=== Given instruction ===
Beneath this task is a listing; retype all of it exactly.

=== Dataset records ===

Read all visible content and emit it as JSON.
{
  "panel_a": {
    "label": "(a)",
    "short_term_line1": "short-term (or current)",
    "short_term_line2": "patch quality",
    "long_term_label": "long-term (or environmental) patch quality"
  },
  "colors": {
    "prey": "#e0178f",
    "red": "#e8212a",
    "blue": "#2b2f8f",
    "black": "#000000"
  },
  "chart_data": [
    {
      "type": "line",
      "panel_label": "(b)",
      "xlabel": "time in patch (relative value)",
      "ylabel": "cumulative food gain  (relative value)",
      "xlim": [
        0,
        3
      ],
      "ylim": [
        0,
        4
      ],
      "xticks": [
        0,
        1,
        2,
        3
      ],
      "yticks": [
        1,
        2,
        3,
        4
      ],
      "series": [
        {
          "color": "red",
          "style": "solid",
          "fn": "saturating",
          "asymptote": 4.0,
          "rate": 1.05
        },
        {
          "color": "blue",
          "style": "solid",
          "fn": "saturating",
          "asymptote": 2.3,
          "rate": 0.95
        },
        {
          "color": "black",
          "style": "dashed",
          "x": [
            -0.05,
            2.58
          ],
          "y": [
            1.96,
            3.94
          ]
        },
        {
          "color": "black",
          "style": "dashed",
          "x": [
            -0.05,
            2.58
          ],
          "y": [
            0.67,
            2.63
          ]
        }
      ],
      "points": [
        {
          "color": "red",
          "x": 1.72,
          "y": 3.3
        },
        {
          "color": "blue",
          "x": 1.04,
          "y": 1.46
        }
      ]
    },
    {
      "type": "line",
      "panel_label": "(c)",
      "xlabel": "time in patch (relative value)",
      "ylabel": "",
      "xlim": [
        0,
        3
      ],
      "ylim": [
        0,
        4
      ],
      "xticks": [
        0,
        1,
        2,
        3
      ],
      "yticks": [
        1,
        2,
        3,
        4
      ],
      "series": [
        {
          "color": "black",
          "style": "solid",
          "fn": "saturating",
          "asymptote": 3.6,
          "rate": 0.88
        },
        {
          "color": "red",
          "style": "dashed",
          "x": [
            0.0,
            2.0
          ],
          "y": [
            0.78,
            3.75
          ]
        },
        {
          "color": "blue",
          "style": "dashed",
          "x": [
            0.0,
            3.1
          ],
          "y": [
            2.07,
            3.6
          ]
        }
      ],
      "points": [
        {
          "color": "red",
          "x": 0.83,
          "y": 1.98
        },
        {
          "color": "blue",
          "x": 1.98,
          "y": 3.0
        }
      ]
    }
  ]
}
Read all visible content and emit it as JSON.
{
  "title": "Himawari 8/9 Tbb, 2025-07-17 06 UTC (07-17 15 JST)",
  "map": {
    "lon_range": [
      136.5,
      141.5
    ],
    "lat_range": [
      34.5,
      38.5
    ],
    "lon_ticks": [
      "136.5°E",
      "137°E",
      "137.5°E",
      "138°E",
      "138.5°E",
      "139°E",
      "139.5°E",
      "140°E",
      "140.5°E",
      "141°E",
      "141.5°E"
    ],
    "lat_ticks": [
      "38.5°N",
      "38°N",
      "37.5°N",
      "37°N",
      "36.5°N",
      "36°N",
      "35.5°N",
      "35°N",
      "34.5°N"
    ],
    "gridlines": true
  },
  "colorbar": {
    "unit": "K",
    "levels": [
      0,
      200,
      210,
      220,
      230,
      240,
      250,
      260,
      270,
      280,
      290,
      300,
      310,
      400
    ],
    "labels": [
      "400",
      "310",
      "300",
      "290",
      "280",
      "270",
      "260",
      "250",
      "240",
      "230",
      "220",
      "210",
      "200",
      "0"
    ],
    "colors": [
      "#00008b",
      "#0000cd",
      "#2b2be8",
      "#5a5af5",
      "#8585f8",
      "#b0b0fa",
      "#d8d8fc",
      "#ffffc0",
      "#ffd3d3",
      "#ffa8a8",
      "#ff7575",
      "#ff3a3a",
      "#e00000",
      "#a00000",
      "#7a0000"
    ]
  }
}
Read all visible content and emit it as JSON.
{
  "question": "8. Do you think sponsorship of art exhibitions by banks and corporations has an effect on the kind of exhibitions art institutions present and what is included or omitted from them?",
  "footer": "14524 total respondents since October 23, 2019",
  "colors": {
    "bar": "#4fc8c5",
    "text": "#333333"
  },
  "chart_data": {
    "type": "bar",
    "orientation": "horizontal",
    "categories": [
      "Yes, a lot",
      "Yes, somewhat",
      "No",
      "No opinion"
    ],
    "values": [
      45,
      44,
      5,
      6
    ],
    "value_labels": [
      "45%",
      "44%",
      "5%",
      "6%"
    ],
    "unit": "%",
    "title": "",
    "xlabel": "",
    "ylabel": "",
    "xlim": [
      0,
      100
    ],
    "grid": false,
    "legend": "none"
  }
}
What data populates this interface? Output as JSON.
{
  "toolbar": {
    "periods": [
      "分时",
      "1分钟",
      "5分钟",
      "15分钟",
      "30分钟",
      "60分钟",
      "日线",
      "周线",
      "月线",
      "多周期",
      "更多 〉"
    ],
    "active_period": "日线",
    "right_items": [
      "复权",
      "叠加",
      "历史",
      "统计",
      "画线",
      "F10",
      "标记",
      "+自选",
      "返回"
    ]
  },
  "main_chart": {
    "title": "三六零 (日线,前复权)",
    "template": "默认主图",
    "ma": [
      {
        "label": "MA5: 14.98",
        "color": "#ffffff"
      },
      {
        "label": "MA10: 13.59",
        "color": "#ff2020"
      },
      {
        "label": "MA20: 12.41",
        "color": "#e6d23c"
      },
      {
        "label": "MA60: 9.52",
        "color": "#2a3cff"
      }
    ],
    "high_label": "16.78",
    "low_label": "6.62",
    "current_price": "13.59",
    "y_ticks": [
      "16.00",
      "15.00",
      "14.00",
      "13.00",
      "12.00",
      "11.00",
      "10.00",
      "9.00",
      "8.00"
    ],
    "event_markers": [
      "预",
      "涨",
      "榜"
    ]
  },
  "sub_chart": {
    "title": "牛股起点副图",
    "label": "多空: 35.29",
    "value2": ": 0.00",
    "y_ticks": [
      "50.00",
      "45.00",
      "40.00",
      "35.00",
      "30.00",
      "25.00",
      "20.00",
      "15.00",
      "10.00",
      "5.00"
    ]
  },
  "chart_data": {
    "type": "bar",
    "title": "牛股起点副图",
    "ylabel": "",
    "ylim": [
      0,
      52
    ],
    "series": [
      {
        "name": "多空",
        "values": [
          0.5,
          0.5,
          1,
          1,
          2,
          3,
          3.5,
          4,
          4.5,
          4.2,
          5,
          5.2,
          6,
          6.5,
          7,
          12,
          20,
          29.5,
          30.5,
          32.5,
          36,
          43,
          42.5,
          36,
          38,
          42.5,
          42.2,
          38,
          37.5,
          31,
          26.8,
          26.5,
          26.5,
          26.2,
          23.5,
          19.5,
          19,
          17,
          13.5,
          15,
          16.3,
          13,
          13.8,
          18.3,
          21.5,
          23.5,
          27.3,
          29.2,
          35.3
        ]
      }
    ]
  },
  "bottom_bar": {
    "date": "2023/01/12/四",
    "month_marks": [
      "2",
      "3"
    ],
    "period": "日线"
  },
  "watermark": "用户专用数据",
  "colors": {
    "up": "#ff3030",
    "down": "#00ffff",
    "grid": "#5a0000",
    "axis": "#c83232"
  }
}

=== Output for this exercise ===
Read all visible content and emit it as JSON.
{
  "panel_a": {
    "label": "(a)",
    "short_term_line1": "short-term (or current)",
    "short_term_line2": "patch quality",
    "long_term_label": "long-term (or environmental) patch quality"
  },
  "colors": {
    "prey": "#e0178f",
    "red": "#e8212a",
    "blue": "#2b2f8f",
    "black": "#000000"
  },
  "chart_data": [
    {
      "type": "line",
      "panel_label": "(b)",
      "xlabel": "time in patch (relative value)",
      "ylabel": "cumulative food gain  (relative value)",
      "xlim": [
        0,
        3
      ],
      "ylim": [
        0,
        4
      ],
      "xticks": [
        0,
        1,
        2,
        3
      ],
      "yticks": [
        1,
        2,
        3,
        4
      ],
      "series": [
        {
          "color": "red",
          "style": "solid",
          "fn": "saturating",
          "asymptote": 4.0,
          "rate": 1.05
        },
        {
          "color": "blue",
          "style": "solid",
          "fn": "saturating",
          "asymptote": 2.3,
          "rate": 0.95
        },
        {
          "color": "black",
          "style": "dashed",
          "x": [
            -0.05,
            2.58
          ],
          "y": [
            1.96,
            3.94
          ]
        },
        {
          "color": "black",
          "style": "dashed",
          "x": [
            -0.05,
            2.58
          ],
          "y": [
            0.67,
            2.63
          ]
        }
      ],
      "points": [
        {
          "color": "red",
          "x": 1.72,
          "y": 3.3
        },
        {
          "color": "blue",
          "x": 1.04,
          "y": 1.46
        }
      ]
    },
    {
      "type": "line",
      "panel_label": "(c)",
      "xlabel": "time in patch (relative value)",
      "ylabel": "",
      "xlim": [
        0,
        3
      ],
      "ylim": [
        0,
        4
      ],
      "xticks": [
        0,
        1,
        2,
        3
      ],
      "yticks": [
        1,
        2,
        3,
        4
      ],
      "series": [
        {
          "color": "black",
          "style": "solid",
          "fn": "saturating",
          "asymptote": 3.6,
          "rate": 0.88
        },
        {
          "color": "red",
          "style": "dashed",
          "x": [
            0.0,
            2.0
          ],
          "y": [
            0.78,
            3.75
          ]
        },
        {
          "color": "blue",
          "style": "dashed",
          "x": [
            0.0,
            3.1
          ],
          "y": [
            2.07,
            3.6
          ]
        }
      ],
      "points": [
        {
          "color": "red",
          "x": 0.83,
          "y": 1.98
        },
        {
          "color": "blue",
          "x": 1.98,
          "y": 3.0
        }
      ]
    }
  ]
}
Read all visible content and emit it as JSON.
{
  "title": "Himawari 8/9 Tbb, 2025-07-17 06 UTC (07-17 15 JST)",
  "map": {
    "lon_range": [
      136.5,
      141.5
    ],
    "lat_range": [
      34.5,
      38.5
    ],
    "lon_ticks": [
      "136.5°E",
      "137°E",
      "137.5°E",
      "138°E",
      "138.5°E",
      "139°E",
      "139.5°E",
      "140°E",
      "140.5°E",
      "141°E",
      "141.5°E"
    ],
    "lat_ticks": [
      "38.5°N",
      "38°N",
      "37.5°N",
      "37°N",
      "36.5°N",
      "36°N",
      "35.5°N",
      "35°N",
      "34.5°N"
    ],
    "gridlines": true
  },
  "colorbar": {
    "unit": "K",
    "levels": [
      0,
      200,
      210,
      220,
      230,
      240,
      250,
      260,
      270,
      280,
      290,
      300,
      310,
      400
    ],
    "labels": [
      "400",
      "310",
      "300",
      "290",
      "280",
      "270",
      "260",
      "250",
      "240",
      "230",
      "220",
      "210",
      "200",
      "0"
    ],
    "colors": [
      "#00008b",
      "#0000cd",
      "#2b2be8",
      "#5a5af5",
      "#8585f8",
      "#b0b0fa",
      "#d8d8fc",
      "#ffffc0",
      "#ffd3d3",
      "#ffa8a8",
      "#ff7575",
      "#ff3a3a",
      "#e00000",
      "#a00000",
      "#7a0000"
    ]
  }
}
Read all visible content and emit it as JSON.
{
  "question": "8. Do you think sponsorship of art exhibitions by banks and corporations has an effect on the kind of exhibitions art institutions present and what is included or omitted from them?",
  "footer": "14524 total respondents since October 23, 2019",
  "colors": {
    "bar": "#4fc8c5",
    "text": "#333333"
  },
  "chart_data": {
    "type": "bar",
    "orientation": "horizontal",
    "categories": [
      "Yes, a lot",
      "Yes, somewhat",
      "No",
      "No opinion"
    ],
    "values": [
      45,
      44,
      5,
      6
    ],
    "value_labels": [
      "45%",
      "44%",
      "5%",
      "6%"
    ],
    "unit": "%",
    "title": "",
    "xlabel": "",
    "ylabel": "",
    "xlim": [
      0,
      100
    ],
    "grid": false,
    "legend": "none"
  }
}
What data populates this interface? Output as JSON.
{
  "toolbar": {
    "periods": [
      "分时",
      "1分钟",
      "5分钟",
      "15分钟",
      "30分钟",
      "60分钟",
      "日线",
      "周线",
      "月线",
      "多周期",
      "更多 〉"
    ],
    "active_period": "日线",
    "right_items": [
      "复权",
      "叠加",
      "历史",
      "统计",
      "画线",
      "F10",
      "标记",
      "+自选",
      "返回"
    ]
  },
  "main_chart": {
    "title": "三六零 (日线,前复权)",
    "template": "默认主图",
    "ma": [
      {
        "label": "MA5: 14.98",
        "color": "#ffffff"
      },
      {
        "label": "MA10: 13.59",
        "color": "#ff2020"
      },
      {
        "label": "MA20: 12.41",
        "color": "#e6d23c"
      },
      {
        "label": "MA60: 9.52",
        "color": "#2a3cff"
      }
    ],
    "high_label": "16.78",
    "low_label": "6.62",
    "current_price": "13.59",
    "y_ticks": [
      "16.00",
      "15.00",
      "14.00",
      "13.00",
      "12.00",
      "11.00",
      "10.00",
      "9.00",
      "8.00"
    ],
    "event_markers": [
      "预",
      "涨",
      "榜"
    ]
  },
  "sub_chart": {
    "title": "牛股起点副图",
    "label": "多空: 35.29",
    "value2": ": 0.00",
    "y_ticks": [
      "50.00",
      "45.00",
      "40.00",
      "35.00",
      "30.00",
      "25.00",
      "20.00",
      "15.00",
      "10.00",
      "5.00"
    ]
  },
  "chart_data": {
    "type": "bar",
    "title": "牛股起点副图",
    "ylabel": "",
    "ylim": [
      0,
      52
    ],
    "series": [
      {
        "name": "多空",
        "values": [
          0.5,
          0.5,
          1,
          1,
          2,
          3,
          3.5,
          4,
          4.5,
          4.2,
          5,
          5.2,
          6,
          6.5,
          7,
          12,
          20,
          29.5,
          30.5,
          32.5,
          36,
          43,
          42.5,
          36,
          38,
          42.5,
          42.2,
          38,
          37.5,
          31,
          26.8,
          26.5,
          26.5,
          26.2,
          23.5,
          19.5,
          19,
          17,
          13.5,
          15,
          16.3,
          13,
          13.8,
          18.3,
          21.5,
          23.5,
          27.3,
          29.2,
          35.3
        ]
      }
    ]
  },
  "bottom_bar": {
    "date": "2023/01/12/四",
    "month_marks": [
      "2",
      "3"
    ],
    "period": "日线"
  },
  "watermark": "用户专用数据",
  "colors": {
    "up": "#ff3030",
    "down": "#00ffff",
    "grid": "#5a0000",
    "axis": "#c83232"
  }
}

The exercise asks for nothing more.